Task to complete: Say how many lines in the records include the string "JSON", adding no other words.

Data in this exercise:
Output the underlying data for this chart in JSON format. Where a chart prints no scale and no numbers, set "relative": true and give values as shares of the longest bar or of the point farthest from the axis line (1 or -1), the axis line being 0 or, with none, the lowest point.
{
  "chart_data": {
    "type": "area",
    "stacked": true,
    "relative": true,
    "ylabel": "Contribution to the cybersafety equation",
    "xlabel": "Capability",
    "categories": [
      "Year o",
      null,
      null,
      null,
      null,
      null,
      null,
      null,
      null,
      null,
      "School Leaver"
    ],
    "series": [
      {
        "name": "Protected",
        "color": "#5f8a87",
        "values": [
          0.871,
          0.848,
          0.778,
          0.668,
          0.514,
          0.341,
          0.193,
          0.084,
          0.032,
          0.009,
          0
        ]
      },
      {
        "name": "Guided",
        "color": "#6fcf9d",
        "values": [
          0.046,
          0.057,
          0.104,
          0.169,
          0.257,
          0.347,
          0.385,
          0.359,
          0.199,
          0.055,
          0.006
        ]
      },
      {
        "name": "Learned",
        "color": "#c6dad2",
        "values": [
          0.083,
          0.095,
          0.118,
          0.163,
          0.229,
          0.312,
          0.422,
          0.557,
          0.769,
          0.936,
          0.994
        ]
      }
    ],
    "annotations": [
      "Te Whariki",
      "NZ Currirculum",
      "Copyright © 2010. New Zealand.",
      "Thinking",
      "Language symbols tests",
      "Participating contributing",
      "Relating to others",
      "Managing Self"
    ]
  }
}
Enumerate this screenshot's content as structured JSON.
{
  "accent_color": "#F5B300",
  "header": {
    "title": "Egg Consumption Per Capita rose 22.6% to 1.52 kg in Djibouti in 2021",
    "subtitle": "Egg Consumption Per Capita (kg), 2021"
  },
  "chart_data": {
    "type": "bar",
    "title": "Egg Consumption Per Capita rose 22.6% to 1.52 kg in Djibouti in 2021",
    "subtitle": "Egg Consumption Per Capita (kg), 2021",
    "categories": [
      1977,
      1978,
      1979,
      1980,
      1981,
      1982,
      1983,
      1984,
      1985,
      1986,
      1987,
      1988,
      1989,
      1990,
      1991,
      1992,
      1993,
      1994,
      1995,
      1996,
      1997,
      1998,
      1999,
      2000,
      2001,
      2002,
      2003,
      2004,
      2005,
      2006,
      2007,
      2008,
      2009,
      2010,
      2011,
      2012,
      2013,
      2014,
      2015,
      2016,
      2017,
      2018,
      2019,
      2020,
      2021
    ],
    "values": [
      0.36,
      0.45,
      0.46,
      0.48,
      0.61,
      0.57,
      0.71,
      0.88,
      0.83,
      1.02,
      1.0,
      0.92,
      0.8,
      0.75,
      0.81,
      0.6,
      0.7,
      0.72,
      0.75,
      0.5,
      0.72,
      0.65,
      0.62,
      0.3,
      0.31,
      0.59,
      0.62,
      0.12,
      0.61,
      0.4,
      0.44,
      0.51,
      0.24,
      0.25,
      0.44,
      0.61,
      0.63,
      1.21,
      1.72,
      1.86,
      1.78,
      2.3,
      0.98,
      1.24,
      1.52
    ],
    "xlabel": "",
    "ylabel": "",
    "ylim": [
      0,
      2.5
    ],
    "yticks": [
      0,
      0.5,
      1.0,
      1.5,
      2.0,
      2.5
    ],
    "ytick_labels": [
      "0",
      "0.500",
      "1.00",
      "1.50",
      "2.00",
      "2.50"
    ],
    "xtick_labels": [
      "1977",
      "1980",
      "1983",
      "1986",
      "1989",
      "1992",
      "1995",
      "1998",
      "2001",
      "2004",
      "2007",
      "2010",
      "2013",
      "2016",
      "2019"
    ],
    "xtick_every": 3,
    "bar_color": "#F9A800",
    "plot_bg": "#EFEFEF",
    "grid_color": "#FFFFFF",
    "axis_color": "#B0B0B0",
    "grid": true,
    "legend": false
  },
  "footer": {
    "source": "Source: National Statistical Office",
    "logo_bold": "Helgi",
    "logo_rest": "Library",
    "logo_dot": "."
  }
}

Expected answer: 2